[Stored records]
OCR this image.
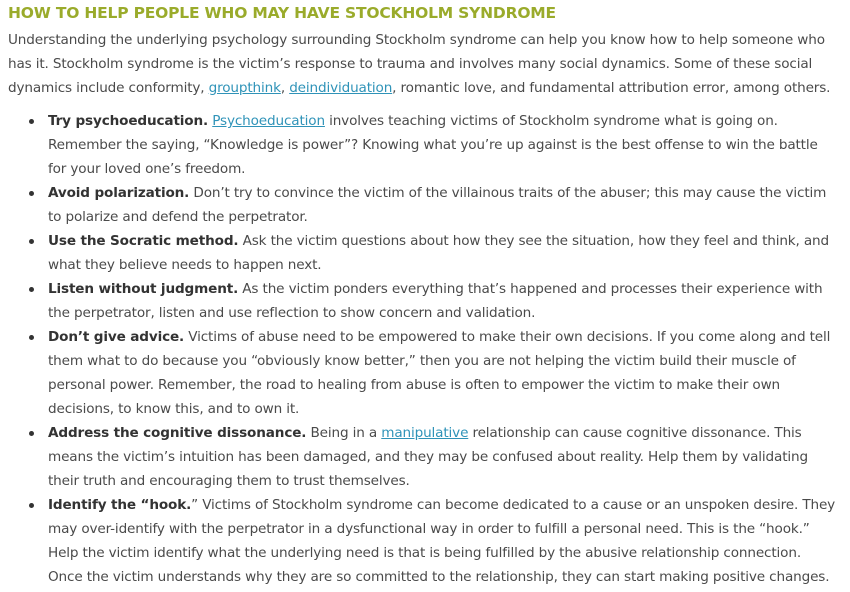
HOW TO HELP PEOPLE WHO MAY HAVE STOCKHOLM SYNDROME

Understanding the underlying psychology surrounding Stockholm syndrome can help you know how to help someone who has it. Stockholm syndrome is the victim’s response to trauma and involves many social dynamics. Some of these social dynamics include conformity, groupthink, deindividuation, romantic love, and fundamental attribution error, among others.

Try psychoeducation. Psychoeducation involves teaching victims of Stockholm syndrome what is going on. Remember the saying, “Knowledge is power”? Knowing what you’re up against is the best offense to win the battle for your loved one’s freedom.
Avoid polarization. Don’t try to convince the victim of the villainous traits of the abuser; this may cause the victim to polarize and defend the perpetrator.
Use the Socratic method. Ask the victim questions about how they see the situation, how they feel and think, and what they believe needs to happen next.
Listen without judgment. As the victim ponders everything that’s happened and processes their experience with the perpetrator, listen and use reflection to show concern and validation.
Don’t give advice. Victims of abuse need to be empowered to make their own decisions. If you come along and tell them what to do because you “obviously know better,” then you are not helping the victim build their muscle of personal power. Remember, the road to healing from abuse is often to empower the victim to make their own decisions, to know this, and to own it.
Address the cognitive dissonance. Being in a manipulative relationship can cause cognitive dissonance. This means the victim’s intuition has been damaged, and they may be confused about reality. Help them by validating their truth and encouraging them to trust themselves.
Identify the “hook.” Victims of Stockholm syndrome can become dedicated to a cause or an unspoken desire. They may over-identify with the perpetrator in a dysfunctional way in order to fulfill a personal need. This is the “hook.” Help the victim identify what the underlying need is that is being fulfilled by the abusive relationship connection. Once the victim understands why they are so committed to the relationship, they can start making positive changes.
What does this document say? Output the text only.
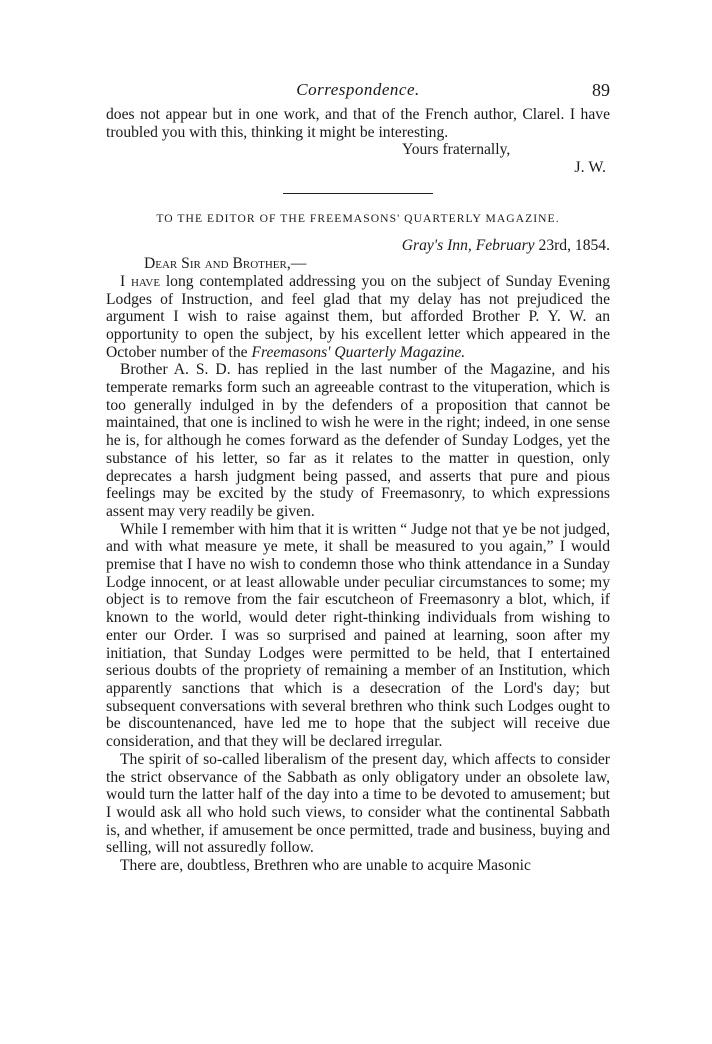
Correspondence.	89

does not appear but in one work, and that of the French author, Clarel. I have troubled you with this, thinking it might be interesting.

Yours fraternally,
J. W.

TO THE EDITOR OF THE FREEMASONS' QUARTERLY MAGAZINE.

Gray's Inn, February 23rd, 1854.

Dear Sir and Brother,—

I have long contemplated addressing you on the subject of Sunday Evening Lodges of Instruction, and feel glad that my delay has not prejudiced the argument I wish to raise against them, but afforded Brother P. Y. W. an opportunity to open the subject, by his excellent letter which appeared in the October number of the Freemasons' Quarterly Magazine.

Brother A. S. D. has replied in the last number of the Magazine, and his temperate remarks form such an agreeable contrast to the vituperation, which is too generally indulged in by the defenders of a proposition that cannot be maintained, that one is inclined to wish he were in the right; indeed, in one sense he is, for although he comes forward as the defender of Sunday Lodges, yet the substance of his letter, so far as it relates to the matter in question, only deprecates a harsh judgment being passed, and asserts that pure and pious feelings may be excited by the study of Freemasonry, to which expressions assent may very readily be given.

While I remember with him that it is written “ Judge not that ye be not judged, and with what measure ye mete, it shall be measured to you again,” I would premise that I have no wish to condemn those who think attendance in a Sunday Lodge innocent, or at least allowable under peculiar circumstances to some; my object is to remove from the fair escutcheon of Freemasonry a blot, which, if known to the world, would deter right-thinking individuals from wishing to enter our Order. I was so surprised and pained at learning, soon after my initiation, that Sunday Lodges were permitted to be held, that I entertained serious doubts of the propriety of remaining a member of an Institution, which apparently sanctions that which is a desecration of the Lord's day; but subsequent conversations with several brethren who think such Lodges ought to be discountenanced, have led me to hope that the subject will receive due consideration, and that they will be declared irregular.

The spirit of so-called liberalism of the present day, which affects to consider the strict observance of the Sabbath as only obligatory under an obsolete law, would turn the latter half of the day into a time to be devoted to amusement; but I would ask all who hold such views, to consider what the continental Sabbath is, and whether, if amusement be once permitted, trade and business, buying and selling, will not assuredly follow.

There are, doubtless, Brethren who are unable to acquire Masonic
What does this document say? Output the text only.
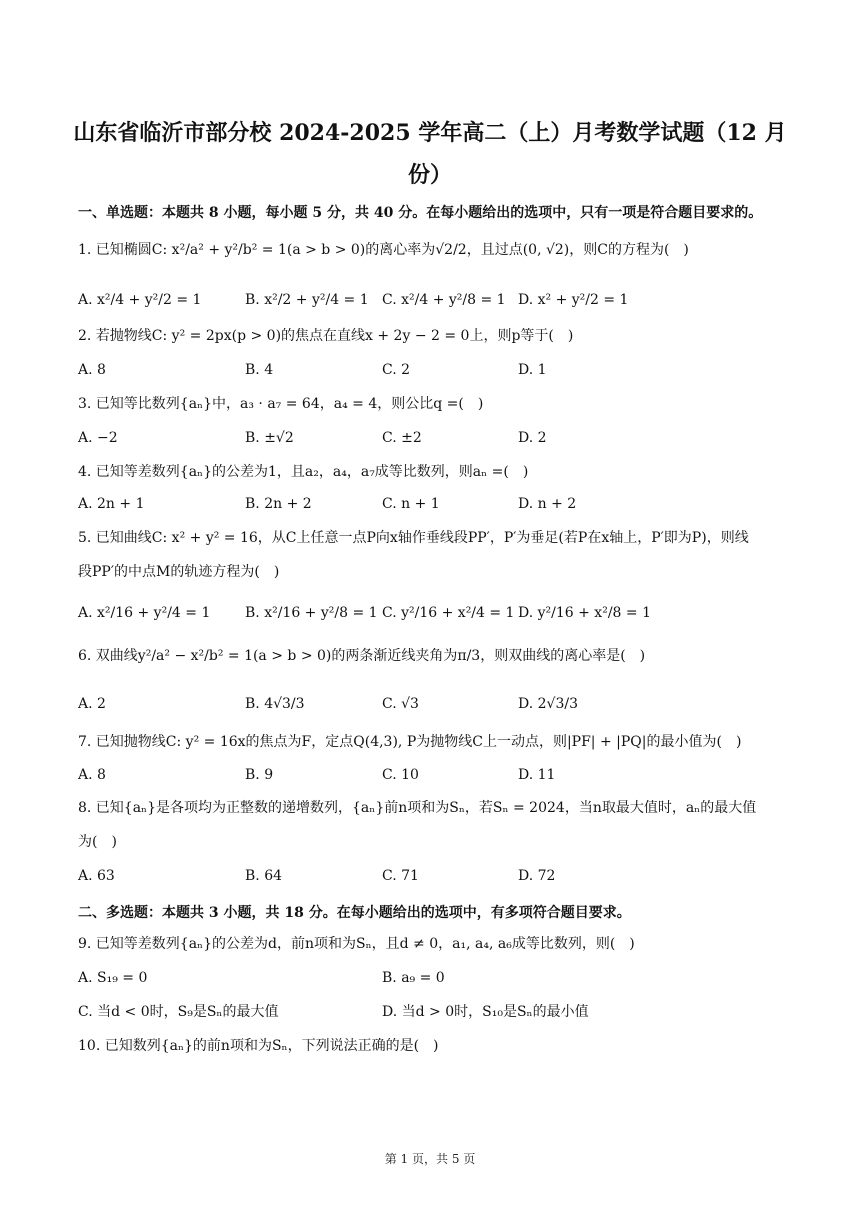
山东省临沂市部分校 2024-2025 学年高二（上）月考数学试题（12 月
份）
一、单选题：本题共 8 小题，每小题 5 分，共 40 分。在每小题给出的选项中，只有一项是符合题目要求的。
1. 已知椭圆C: x²/a² + y²/b² = 1(a > b > 0)的离心率为√2/2，且过点(0, √2)，则C的方程为(　)
A. x²/4 + y²/2 = 1	B. x²/2 + y²/4 = 1 C. x²/4 + y²/8 = 1 D. x² + y²/2 = 1
2. 若抛物线C: y² = 2px(p > 0)的焦点在直线x + 2y − 2 = 0上，则p等于(　)
A. 8	B. 4	C. 2	D. 1
3. 已知等比数列{aₙ}中，a₃ · a₇ = 64，a₄ = 4，则公比q =(　)
A. −2	B. ±√2	C. ±2	D. 2
4. 已知等差数列{aₙ}的公差为1，且a₂，a₄，a₇成等比数列，则aₙ =(　)
A. 2n + 1	B. 2n + 2	C. n + 1	D. n + 2
5. 已知曲线C: x² + y² = 16，从C上任意一点P向x轴作垂线段PP′，P′为垂足(若P在x轴上，P′即为P)，则线
段PP′的中点M的轨迹方程为(　)
A. x²/16 + y²/4 = 1 B. x²/16 + y²/8 = 1 C. y²/16 + x²/4 = 1 D. y²/16 + x²/8 = 1
6. 双曲线y²/a² − x²/b² = 1(a > b > 0)的两条渐近线夹角为π/3，则双曲线的离心率是(　)
A. 2	B. 4√3/3	C. √3	D. 2√3/3
7. 已知抛物线C: y² = 16x的焦点为F，定点Q(4,3), P为抛物线C上一动点，则|PF| + |PQ|的最小值为(　)
A. 8	B. 9	C. 10	D. 11
8. 已知{aₙ}是各项均为正整数的递增数列，{aₙ}前n项和为Sₙ，若Sₙ = 2024，当n取最大值时，aₙ的最大值
为(　)
A. 63	B. 64	C. 71	D. 72
二、多选题：本题共 3 小题，共 18 分。在每小题给出的选项中，有多项符合题目要求。
9. 已知等差数列{aₙ}的公差为d，前n项和为Sₙ，且d ≠ 0，a₁, a₄, a₆成等比数列，则(　)
A. S₁₉ = 0	B. a₉ = 0
C. 当d < 0时，S₉是Sₙ的最大值	D. 当d > 0时，S₁₀是Sₙ的最小值
10. 已知数列{aₙ}的前n项和为Sₙ，下列说法正确的是(　)
第 1 页，共 5 页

• **YOUR OBJECTIVE**: Tally how many lines of the data include the word "involves". Write the number and nothing else.

• **TASK SOLUTION**: 2